Figure dataset records:
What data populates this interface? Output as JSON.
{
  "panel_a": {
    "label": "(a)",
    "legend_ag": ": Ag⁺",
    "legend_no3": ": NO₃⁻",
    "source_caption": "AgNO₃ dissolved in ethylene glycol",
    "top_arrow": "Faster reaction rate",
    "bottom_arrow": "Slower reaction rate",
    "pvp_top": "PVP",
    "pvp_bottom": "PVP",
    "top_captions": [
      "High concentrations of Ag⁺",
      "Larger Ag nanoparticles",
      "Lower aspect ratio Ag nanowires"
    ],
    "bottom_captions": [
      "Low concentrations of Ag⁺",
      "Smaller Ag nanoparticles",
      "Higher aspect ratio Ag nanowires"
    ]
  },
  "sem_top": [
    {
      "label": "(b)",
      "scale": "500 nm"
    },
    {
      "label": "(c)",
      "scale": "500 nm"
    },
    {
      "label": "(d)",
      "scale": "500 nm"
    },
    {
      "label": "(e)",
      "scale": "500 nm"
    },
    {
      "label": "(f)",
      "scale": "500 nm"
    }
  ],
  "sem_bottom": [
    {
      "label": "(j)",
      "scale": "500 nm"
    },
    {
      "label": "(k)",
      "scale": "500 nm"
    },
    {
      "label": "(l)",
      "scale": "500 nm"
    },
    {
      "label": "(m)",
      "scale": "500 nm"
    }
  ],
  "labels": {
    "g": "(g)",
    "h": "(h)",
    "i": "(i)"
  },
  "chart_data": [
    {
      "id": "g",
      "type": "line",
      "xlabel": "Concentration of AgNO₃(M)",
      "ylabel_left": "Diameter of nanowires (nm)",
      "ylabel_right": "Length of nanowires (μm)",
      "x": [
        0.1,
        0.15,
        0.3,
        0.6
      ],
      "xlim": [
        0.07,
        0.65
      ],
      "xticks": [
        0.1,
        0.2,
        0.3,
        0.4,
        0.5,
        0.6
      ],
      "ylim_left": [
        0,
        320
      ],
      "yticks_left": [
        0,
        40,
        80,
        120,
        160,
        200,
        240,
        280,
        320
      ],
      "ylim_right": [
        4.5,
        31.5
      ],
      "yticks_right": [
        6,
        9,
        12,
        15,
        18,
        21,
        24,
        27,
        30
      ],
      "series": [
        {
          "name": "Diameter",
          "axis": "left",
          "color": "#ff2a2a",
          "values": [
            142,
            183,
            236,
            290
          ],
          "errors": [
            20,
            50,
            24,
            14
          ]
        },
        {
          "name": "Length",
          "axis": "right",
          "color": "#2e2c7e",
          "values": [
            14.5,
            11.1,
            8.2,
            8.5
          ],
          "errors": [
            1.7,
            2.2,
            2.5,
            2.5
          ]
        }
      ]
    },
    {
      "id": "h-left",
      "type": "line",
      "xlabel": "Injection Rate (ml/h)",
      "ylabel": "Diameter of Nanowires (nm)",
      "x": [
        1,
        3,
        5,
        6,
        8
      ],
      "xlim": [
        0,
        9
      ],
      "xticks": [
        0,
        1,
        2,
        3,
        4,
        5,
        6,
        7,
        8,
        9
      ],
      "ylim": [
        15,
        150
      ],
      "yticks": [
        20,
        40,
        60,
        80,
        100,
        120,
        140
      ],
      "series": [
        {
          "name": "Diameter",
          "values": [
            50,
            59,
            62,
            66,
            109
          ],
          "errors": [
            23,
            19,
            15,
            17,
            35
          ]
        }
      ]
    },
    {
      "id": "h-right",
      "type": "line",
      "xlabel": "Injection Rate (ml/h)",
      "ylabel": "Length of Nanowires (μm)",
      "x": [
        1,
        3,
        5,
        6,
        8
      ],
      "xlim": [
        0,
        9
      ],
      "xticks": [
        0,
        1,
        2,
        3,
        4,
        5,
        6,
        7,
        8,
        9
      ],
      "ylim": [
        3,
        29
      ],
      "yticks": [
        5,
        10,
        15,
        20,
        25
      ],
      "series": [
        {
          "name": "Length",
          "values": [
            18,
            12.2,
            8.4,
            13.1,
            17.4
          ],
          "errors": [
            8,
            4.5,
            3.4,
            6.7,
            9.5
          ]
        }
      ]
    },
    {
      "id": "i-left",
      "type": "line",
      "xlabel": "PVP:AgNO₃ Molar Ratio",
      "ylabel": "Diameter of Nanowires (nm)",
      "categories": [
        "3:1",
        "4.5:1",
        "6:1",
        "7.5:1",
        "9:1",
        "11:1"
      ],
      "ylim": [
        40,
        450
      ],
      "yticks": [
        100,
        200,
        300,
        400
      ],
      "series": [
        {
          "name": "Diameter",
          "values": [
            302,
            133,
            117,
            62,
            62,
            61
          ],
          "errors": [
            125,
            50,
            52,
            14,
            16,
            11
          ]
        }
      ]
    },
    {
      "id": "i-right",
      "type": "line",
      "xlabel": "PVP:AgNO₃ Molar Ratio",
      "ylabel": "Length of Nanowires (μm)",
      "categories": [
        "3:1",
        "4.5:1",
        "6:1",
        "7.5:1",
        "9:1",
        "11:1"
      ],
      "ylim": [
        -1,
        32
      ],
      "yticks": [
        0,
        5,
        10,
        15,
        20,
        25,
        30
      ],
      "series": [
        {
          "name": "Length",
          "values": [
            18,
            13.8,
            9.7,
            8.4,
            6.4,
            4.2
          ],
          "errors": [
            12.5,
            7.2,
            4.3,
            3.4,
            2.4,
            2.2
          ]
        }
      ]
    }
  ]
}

AIM OF THE EXERCISE :: Make a verbatim copy of every entry shown above.

OUTPUT FOR THIS EXERCISE ::
What data populates this interface? Output as JSON.
{
  "panel_a": {
    "label": "(a)",
    "legend_ag": ": Ag⁺",
    "legend_no3": ": NO₃⁻",
    "source_caption": "AgNO₃ dissolved in ethylene glycol",
    "top_arrow": "Faster reaction rate",
    "bottom_arrow": "Slower reaction rate",
    "pvp_top": "PVP",
    "pvp_bottom": "PVP",
    "top_captions": [
      "High concentrations of Ag⁺",
      "Larger Ag nanoparticles",
      "Lower aspect ratio Ag nanowires"
    ],
    "bottom_captions": [
      "Low concentrations of Ag⁺",
      "Smaller Ag nanoparticles",
      "Higher aspect ratio Ag nanowires"
    ]
  },
  "sem_top": [
    {
      "label": "(b)",
      "scale": "500 nm"
    },
    {
      "label": "(c)",
      "scale": "500 nm"
    },
    {
      "label": "(d)",
      "scale": "500 nm"
    },
    {
      "label": "(e)",
      "scale": "500 nm"
    },
    {
      "label": "(f)",
      "scale": "500 nm"
    }
  ],
  "sem_bottom": [
    {
      "label": "(j)",
      "scale": "500 nm"
    },
    {
      "label": "(k)",
      "scale": "500 nm"
    },
    {
      "label": "(l)",
      "scale": "500 nm"
    },
    {
      "label": "(m)",
      "scale": "500 nm"
    }
  ],
  "labels": {
    "g": "(g)",
    "h": "(h)",
    "i": "(i)"
  },
  "chart_data": [
    {
      "id": "g",
      "type": "line",
      "xlabel": "Concentration of AgNO₃(M)",
      "ylabel_left": "Diameter of nanowires (nm)",
      "ylabel_right": "Length of nanowires (μm)",
      "x": [
        0.1,
        0.15,
        0.3,
        0.6
      ],
      "xlim": [
        0.07,
        0.65
      ],
      "xticks": [
        0.1,
        0.2,
        0.3,
        0.4,
        0.5,
        0.6
      ],
      "ylim_left": [
        0,
        320
      ],
      "yticks_left": [
        0,
        40,
        80,
        120,
        160,
        200,
        240,
        280,
        320
      ],
      "ylim_right": [
        4.5,
        31.5
      ],
      "yticks_right": [
        6,
        9,
        12,
        15,
        18,
        21,
        24,
        27,
        30
      ],
      "series": [
        {
          "name": "Diameter",
          "axis": "left",
          "color": "#ff2a2a",
          "values": [
            142,
            183,
            236,
            290
          ],
          "errors": [
            20,
            50,
            24,
            14
          ]
        },
        {
          "name": "Length",
          "axis": "right",
          "color": "#2e2c7e",
          "values": [
            14.5,
            11.1,
            8.2,
            8.5
          ],
          "errors": [
            1.7,
            2.2,
            2.5,
            2.5
          ]
        }
      ]
    },
    {
      "id": "h-left",
      "type": "line",
      "xlabel": "Injection Rate (ml/h)",
      "ylabel": "Diameter of Nanowires (nm)",
      "x": [
        1,
        3,
        5,
        6,
        8
      ],
      "xlim": [
        0,
        9
      ],
      "xticks": [
        0,
        1,
        2,
        3,
        4,
        5,
        6,
        7,
        8,
        9
      ],
      "ylim": [
        15,
        150
      ],
      "yticks": [
        20,
        40,
        60,
        80,
        100,
        120,
        140
      ],
      "series": [
        {
          "name": "Diameter",
          "values": [
            50,
            59,
            62,
            66,
            109
          ],
          "errors": [
            23,
            19,
            15,
            17,
            35
          ]
        }
      ]
    },
    {
      "id": "h-right",
      "type": "line",
      "xlabel": "Injection Rate (ml/h)",
      "ylabel": "Length of Nanowires (μm)",
      "x": [
        1,
        3,
        5,
        6,
        8
      ],
      "xlim": [
        0,
        9
      ],
      "xticks": [
        0,
        1,
        2,
        3,
        4,
        5,
        6,
        7,
        8,
        9
      ],
      "ylim": [
        3,
        29
      ],
      "yticks": [
        5,
        10,
        15,
        20,
        25
      ],
      "series": [
        {
          "name": "Length",
          "values": [
            18,
            12.2,
            8.4,
            13.1,
            17.4
          ],
          "errors": [
            8,
            4.5,
            3.4,
            6.7,
            9.5
          ]
        }
      ]
    },
    {
      "id": "i-left",
      "type": "line",
      "xlabel": "PVP:AgNO₃ Molar Ratio",
      "ylabel": "Diameter of Nanowires (nm)",
      "categories": [
        "3:1",
        "4.5:1",
        "6:1",
        "7.5:1",
        "9:1",
        "11:1"
      ],
      "ylim": [
        40,
        450
      ],
      "yticks": [
        100,
        200,
        300,
        400
      ],
      "series": [
        {
          "name": "Diameter",
          "values": [
            302,
            133,
            117,
            62,
            62,
            61
          ],
          "errors": [
            125,
            50,
            52,
            14,
            16,
            11
          ]
        }
      ]
    },
    {
      "id": "i-right",
      "type": "line",
      "xlabel": "PVP:AgNO₃ Molar Ratio",
      "ylabel": "Length of Nanowires (μm)",
      "categories": [
        "3:1",
        "4.5:1",
        "6:1",
        "7.5:1",
        "9:1",
        "11:1"
      ],
      "ylim": [
        -1,
        32
      ],
      "yticks": [
        0,
        5,
        10,
        15,
        20,
        25,
        30
      ],
      "series": [
        {
          "name": "Length",
          "values": [
            18,
            13.8,
            9.7,
            8.4,
            6.4,
            4.2
          ],
          "errors": [
            12.5,
            7.2,
            4.3,
            3.4,
            2.4,
            2.2
          ]
        }
      ]
    }
  ]
}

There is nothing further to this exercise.